#### [Available records]
▬▬▬
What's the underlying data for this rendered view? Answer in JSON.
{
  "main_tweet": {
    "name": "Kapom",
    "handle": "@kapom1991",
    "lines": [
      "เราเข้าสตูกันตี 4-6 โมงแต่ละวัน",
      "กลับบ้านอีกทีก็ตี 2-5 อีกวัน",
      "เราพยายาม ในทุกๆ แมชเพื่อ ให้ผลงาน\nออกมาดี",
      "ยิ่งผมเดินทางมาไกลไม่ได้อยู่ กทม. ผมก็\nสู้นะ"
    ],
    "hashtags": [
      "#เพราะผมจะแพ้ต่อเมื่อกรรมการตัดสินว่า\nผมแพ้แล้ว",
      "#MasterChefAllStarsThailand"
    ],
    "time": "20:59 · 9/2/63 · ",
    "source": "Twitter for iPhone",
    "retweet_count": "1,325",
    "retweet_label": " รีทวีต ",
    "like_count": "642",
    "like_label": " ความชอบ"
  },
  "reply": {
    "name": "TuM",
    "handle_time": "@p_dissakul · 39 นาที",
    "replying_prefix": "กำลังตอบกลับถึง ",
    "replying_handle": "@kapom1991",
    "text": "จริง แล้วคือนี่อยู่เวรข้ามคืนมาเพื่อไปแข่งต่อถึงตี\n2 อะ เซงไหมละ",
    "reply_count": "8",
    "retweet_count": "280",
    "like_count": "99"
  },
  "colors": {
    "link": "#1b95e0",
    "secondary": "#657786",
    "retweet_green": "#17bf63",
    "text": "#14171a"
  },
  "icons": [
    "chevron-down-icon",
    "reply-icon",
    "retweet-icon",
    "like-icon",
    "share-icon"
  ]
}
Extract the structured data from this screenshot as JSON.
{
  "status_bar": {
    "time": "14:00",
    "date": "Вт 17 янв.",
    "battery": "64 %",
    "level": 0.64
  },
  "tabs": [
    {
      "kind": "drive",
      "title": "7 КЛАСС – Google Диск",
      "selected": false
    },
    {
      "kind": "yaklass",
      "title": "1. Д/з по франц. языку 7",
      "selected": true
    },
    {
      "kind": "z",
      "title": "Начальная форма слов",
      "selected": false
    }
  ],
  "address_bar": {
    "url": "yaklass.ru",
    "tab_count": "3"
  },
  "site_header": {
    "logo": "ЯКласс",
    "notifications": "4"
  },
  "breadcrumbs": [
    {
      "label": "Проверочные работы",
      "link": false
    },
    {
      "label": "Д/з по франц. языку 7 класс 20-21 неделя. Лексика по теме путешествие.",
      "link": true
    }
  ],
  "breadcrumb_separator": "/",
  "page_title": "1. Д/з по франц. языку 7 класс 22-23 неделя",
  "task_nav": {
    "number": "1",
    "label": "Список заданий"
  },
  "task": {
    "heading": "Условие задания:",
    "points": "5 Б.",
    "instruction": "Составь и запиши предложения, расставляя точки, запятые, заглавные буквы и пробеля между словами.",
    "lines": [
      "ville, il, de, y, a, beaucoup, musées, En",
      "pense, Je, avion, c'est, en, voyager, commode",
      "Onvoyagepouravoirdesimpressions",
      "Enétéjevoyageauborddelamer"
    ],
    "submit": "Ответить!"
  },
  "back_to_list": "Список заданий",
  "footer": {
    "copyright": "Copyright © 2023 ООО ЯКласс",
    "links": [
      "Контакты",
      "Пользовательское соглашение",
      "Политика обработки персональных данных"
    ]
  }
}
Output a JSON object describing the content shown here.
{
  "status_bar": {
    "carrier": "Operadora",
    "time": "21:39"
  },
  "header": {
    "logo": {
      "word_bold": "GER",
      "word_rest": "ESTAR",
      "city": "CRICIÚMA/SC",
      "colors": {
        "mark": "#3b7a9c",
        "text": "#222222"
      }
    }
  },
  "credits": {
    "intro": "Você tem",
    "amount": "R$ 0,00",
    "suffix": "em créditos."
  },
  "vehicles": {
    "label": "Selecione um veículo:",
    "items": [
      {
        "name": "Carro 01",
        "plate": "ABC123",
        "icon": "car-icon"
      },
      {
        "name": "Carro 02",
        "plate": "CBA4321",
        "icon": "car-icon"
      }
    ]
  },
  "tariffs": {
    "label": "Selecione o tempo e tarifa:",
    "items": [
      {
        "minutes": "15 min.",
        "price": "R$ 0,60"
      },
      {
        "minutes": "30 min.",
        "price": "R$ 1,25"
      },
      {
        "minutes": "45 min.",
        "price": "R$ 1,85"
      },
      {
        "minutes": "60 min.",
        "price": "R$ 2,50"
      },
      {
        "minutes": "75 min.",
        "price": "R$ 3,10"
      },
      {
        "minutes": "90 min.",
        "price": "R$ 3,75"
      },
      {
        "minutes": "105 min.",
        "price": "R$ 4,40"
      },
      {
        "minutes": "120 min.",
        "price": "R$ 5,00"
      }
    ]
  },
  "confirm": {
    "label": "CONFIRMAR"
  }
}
▬▬▬
#### [Exercise]
Your task is to repeat the data exactly, with nothing left out.

#### [Solution for this exercise]
What's the underlying data for this rendered view? Answer in JSON.
{
  "main_tweet": {
    "name": "Kapom",
    "handle": "@kapom1991",
    "lines": [
      "เราเข้าสตูกันตี 4-6 โมงแต่ละวัน",
      "กลับบ้านอีกทีก็ตี 2-5 อีกวัน",
      "เราพยายาม ในทุกๆ แมชเพื่อ ให้ผลงาน\nออกมาดี",
      "ยิ่งผมเดินทางมาไกลไม่ได้อยู่ กทม. ผมก็\nสู้นะ"
    ],
    "hashtags": [
      "#เพราะผมจะแพ้ต่อเมื่อกรรมการตัดสินว่า\nผมแพ้แล้ว",
      "#MasterChefAllStarsThailand"
    ],
    "time": "20:59 · 9/2/63 · ",
    "source": "Twitter for iPhone",
    "retweet_count": "1,325",
    "retweet_label": " รีทวีต ",
    "like_count": "642",
    "like_label": " ความชอบ"
  },
  "reply": {
    "name": "TuM",
    "handle_time": "@p_dissakul · 39 นาที",
    "replying_prefix": "กำลังตอบกลับถึง ",
    "replying_handle": "@kapom1991",
    "text": "จริง แล้วคือนี่อยู่เวรข้ามคืนมาเพื่อไปแข่งต่อถึงตี\n2 อะ เซงไหมละ",
    "reply_count": "8",
    "retweet_count": "280",
    "like_count": "99"
  },
  "colors": {
    "link": "#1b95e0",
    "secondary": "#657786",
    "retweet_green": "#17bf63",
    "text": "#14171a"
  },
  "icons": [
    "chevron-down-icon",
    "reply-icon",
    "retweet-icon",
    "like-icon",
    "share-icon"
  ]
}
Extract the structured data from this screenshot as JSON.
{
  "status_bar": {
    "time": "14:00",
    "date": "Вт 17 янв.",
    "battery": "64 %",
    "level": 0.64
  },
  "tabs": [
    {
      "kind": "drive",
      "title": "7 КЛАСС – Google Диск",
      "selected": false
    },
    {
      "kind": "yaklass",
      "title": "1. Д/з по франц. языку 7",
      "selected": true
    },
    {
      "kind": "z",
      "title": "Начальная форма слов",
      "selected": false
    }
  ],
  "address_bar": {
    "url": "yaklass.ru",
    "tab_count": "3"
  },
  "site_header": {
    "logo": "ЯКласс",
    "notifications": "4"
  },
  "breadcrumbs": [
    {
      "label": "Проверочные работы",
      "link": false
    },
    {
      "label": "Д/з по франц. языку 7 класс 20-21 неделя. Лексика по теме путешествие.",
      "link": true
    }
  ],
  "breadcrumb_separator": "/",
  "page_title": "1. Д/з по франц. языку 7 класс 22-23 неделя",
  "task_nav": {
    "number": "1",
    "label": "Список заданий"
  },
  "task": {
    "heading": "Условие задания:",
    "points": "5 Б.",
    "instruction": "Составь и запиши предложения, расставляя точки, запятые, заглавные буквы и пробеля между словами.",
    "lines": [
      "ville, il, de, y, a, beaucoup, musées, En",
      "pense, Je, avion, c'est, en, voyager, commode",
      "Onvoyagepouravoirdesimpressions",
      "Enétéjevoyageauborddelamer"
    ],
    "submit": "Ответить!"
  },
  "back_to_list": "Список заданий",
  "footer": {
    "copyright": "Copyright © 2023 ООО ЯКласс",
    "links": [
      "Контакты",
      "Пользовательское соглашение",
      "Политика обработки персональных данных"
    ]
  }
}
Output a JSON object describing the content shown here.
{
  "status_bar": {
    "carrier": "Operadora",
    "time": "21:39"
  },
  "header": {
    "logo": {
      "word_bold": "GER",
      "word_rest": "ESTAR",
      "city": "CRICIÚMA/SC",
      "colors": {
        "mark": "#3b7a9c",
        "text": "#222222"
      }
    }
  },
  "credits": {
    "intro": "Você tem",
    "amount": "R$ 0,00",
    "suffix": "em créditos."
  },
  "vehicles": {
    "label": "Selecione um veículo:",
    "items": [
      {
        "name": "Carro 01",
        "plate": "ABC123",
        "icon": "car-icon"
      },
      {
        "name": "Carro 02",
        "plate": "CBA4321",
        "icon": "car-icon"
      }
    ]
  },
  "tariffs": {
    "label": "Selecione o tempo e tarifa:",
    "items": [
      {
        "minutes": "15 min.",
        "price": "R$ 0,60"
      },
      {
        "minutes": "30 min.",
        "price": "R$ 1,25"
      },
      {
        "minutes": "45 min.",
        "price": "R$ 1,85"
      },
      {
        "minutes": "60 min.",
        "price": "R$ 2,50"
      },
      {
        "minutes": "75 min.",
        "price": "R$ 3,10"
      },
      {
        "minutes": "90 min.",
        "price": "R$ 3,75"
      },
      {
        "minutes": "105 min.",
        "price": "R$ 4,40"
      },
      {
        "minutes": "120 min.",
        "price": "R$ 5,00"
      }
    ]
  },
  "confirm": {
    "label": "CONFIRMAR"
  }
}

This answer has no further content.